Task objective: For this exercise, transcribe all of the entries exactly.

Records shown:
========================
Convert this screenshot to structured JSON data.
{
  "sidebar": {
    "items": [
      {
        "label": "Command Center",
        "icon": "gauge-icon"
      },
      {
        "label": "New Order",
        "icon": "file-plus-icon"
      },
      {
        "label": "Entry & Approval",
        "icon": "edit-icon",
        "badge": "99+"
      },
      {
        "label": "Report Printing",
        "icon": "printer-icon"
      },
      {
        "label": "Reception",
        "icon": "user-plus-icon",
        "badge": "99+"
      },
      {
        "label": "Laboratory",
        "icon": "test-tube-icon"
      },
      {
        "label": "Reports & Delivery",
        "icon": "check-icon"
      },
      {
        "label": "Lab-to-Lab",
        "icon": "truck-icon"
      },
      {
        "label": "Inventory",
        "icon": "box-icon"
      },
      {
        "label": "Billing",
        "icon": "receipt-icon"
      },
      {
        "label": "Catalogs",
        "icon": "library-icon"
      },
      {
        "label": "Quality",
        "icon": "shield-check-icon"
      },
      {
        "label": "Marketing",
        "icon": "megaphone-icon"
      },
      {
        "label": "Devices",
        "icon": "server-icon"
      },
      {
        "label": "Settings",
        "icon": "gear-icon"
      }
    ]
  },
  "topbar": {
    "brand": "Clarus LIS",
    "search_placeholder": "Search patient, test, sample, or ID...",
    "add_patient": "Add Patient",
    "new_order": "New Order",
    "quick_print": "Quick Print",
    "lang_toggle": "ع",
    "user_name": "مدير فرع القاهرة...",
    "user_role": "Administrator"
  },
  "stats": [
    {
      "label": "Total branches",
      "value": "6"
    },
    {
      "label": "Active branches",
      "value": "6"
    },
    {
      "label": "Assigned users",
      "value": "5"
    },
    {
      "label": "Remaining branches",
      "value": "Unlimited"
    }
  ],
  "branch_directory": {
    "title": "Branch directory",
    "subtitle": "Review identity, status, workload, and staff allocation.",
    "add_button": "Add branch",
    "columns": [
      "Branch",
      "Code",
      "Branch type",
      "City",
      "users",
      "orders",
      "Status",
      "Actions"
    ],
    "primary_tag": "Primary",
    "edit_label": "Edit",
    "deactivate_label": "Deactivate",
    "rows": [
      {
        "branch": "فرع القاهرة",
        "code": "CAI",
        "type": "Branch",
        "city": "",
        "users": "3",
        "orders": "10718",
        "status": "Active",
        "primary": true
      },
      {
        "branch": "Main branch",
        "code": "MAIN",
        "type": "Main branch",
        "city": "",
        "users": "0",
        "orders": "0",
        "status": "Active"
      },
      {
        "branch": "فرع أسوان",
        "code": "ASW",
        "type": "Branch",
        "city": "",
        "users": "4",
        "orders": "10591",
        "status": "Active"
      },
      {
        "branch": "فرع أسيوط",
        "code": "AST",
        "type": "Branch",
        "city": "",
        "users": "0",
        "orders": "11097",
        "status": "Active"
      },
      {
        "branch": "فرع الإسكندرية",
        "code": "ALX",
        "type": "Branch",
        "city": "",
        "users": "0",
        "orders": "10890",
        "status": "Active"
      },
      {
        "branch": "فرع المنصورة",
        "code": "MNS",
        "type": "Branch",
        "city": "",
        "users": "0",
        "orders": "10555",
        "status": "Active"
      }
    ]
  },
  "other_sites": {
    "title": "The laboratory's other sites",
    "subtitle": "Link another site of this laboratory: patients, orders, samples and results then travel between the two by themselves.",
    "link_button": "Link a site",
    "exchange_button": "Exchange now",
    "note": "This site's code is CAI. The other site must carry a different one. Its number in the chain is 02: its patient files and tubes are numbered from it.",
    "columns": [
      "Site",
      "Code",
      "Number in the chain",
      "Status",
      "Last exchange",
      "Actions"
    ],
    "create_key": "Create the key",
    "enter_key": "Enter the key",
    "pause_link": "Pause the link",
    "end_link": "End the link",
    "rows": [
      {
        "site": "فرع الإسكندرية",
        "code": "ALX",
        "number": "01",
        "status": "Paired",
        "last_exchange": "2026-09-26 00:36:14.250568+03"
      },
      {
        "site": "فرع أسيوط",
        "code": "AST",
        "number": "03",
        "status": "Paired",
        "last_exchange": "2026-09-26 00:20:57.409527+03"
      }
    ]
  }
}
========================
Response:
Convert this screenshot to structured JSON data.
{
  "sidebar": {
    "items": [
      {
        "label": "Command Center",
        "icon": "gauge-icon"
      },
      {
        "label": "New Order",
        "icon": "file-plus-icon"
      },
      {
        "label": "Entry & Approval",
        "icon": "edit-icon",
        "badge": "99+"
      },
      {
        "label": "Report Printing",
        "icon": "printer-icon"
      },
      {
        "label": "Reception",
        "icon": "user-plus-icon",
        "badge": "99+"
      },
      {
        "label": "Laboratory",
        "icon": "test-tube-icon"
      },
      {
        "label": "Reports & Delivery",
        "icon": "check-icon"
      },
      {
        "label": "Lab-to-Lab",
        "icon": "truck-icon"
      },
      {
        "label": "Inventory",
        "icon": "box-icon"
      },
      {
        "label": "Billing",
        "icon": "receipt-icon"
      },
      {
        "label": "Catalogs",
        "icon": "library-icon"
      },
      {
        "label": "Quality",
        "icon": "shield-check-icon"
      },
      {
        "label": "Marketing",
        "icon": "megaphone-icon"
      },
      {
        "label": "Devices",
        "icon": "server-icon"
      },
      {
        "label": "Settings",
        "icon": "gear-icon"
      }
    ]
  },
  "topbar": {
    "brand": "Clarus LIS",
    "search_placeholder": "Search patient, test, sample, or ID...",
    "add_patient": "Add Patient",
    "new_order": "New Order",
    "quick_print": "Quick Print",
    "lang_toggle": "ع",
    "user_name": "مدير فرع القاهرة...",
    "user_role": "Administrator"
  },
  "stats": [
    {
      "label": "Total branches",
      "value": "6"
    },
    {
      "label": "Active branches",
      "value": "6"
    },
    {
      "label": "Assigned users",
      "value": "5"
    },
    {
      "label": "Remaining branches",
      "value": "Unlimited"
    }
  ],
  "branch_directory": {
    "title": "Branch directory",
    "subtitle": "Review identity, status, workload, and staff allocation.",
    "add_button": "Add branch",
    "columns": [
      "Branch",
      "Code",
      "Branch type",
      "City",
      "users",
      "orders",
      "Status",
      "Actions"
    ],
    "primary_tag": "Primary",
    "edit_label": "Edit",
    "deactivate_label": "Deactivate",
    "rows": [
      {
        "branch": "فرع القاهرة",
        "code": "CAI",
        "type": "Branch",
        "city": "",
        "users": "3",
        "orders": "10718",
        "status": "Active",
        "primary": true
      },
      {
        "branch": "Main branch",
        "code": "MAIN",
        "type": "Main branch",
        "city": "",
        "users": "0",
        "orders": "0",
        "status": "Active"
      },
      {
        "branch": "فرع أسوان",
        "code": "ASW",
        "type": "Branch",
        "city": "",
        "users": "4",
        "orders": "10591",
        "status": "Active"
      },
      {
        "branch": "فرع أسيوط",
        "code": "AST",
        "type": "Branch",
        "city": "",
        "users": "0",
        "orders": "11097",
        "status": "Active"
      },
      {
        "branch": "فرع الإسكندرية",
        "code": "ALX",
        "type": "Branch",
        "city": "",
        "users": "0",
        "orders": "10890",
        "status": "Active"
      },
      {
        "branch": "فرع المنصورة",
        "code": "MNS",
        "type": "Branch",
        "city": "",
        "users": "0",
        "orders": "10555",
        "status": "Active"
      }
    ]
  },
  "other_sites": {
    "title": "The laboratory's other sites",
    "subtitle": "Link another site of this laboratory: patients, orders, samples and results then travel between the two by themselves.",
    "link_button": "Link a site",
    "exchange_button": "Exchange now",
    "note": "This site's code is CAI. The other site must carry a different one. Its number in the chain is 02: its patient files and tubes are numbered from it.",
    "columns": [
      "Site",
      "Code",
      "Number in the chain",
      "Status",
      "Last exchange",
      "Actions"
    ],
    "create_key": "Create the key",
    "enter_key": "Enter the key",
    "pause_link": "Pause the link",
    "end_link": "End the link",
    "rows": [
      {
        "site": "فرع الإسكندرية",
        "code": "ALX",
        "number": "01",
        "status": "Paired",
        "last_exchange": "2026-09-26 00:36:14.250568+03"
      },
      {
        "site": "فرع أسيوط",
        "code": "AST",
        "number": "03",
        "status": "Paired",
        "last_exchange": "2026-09-26 00:20:57.409527+03"
      }
    ]
  }
}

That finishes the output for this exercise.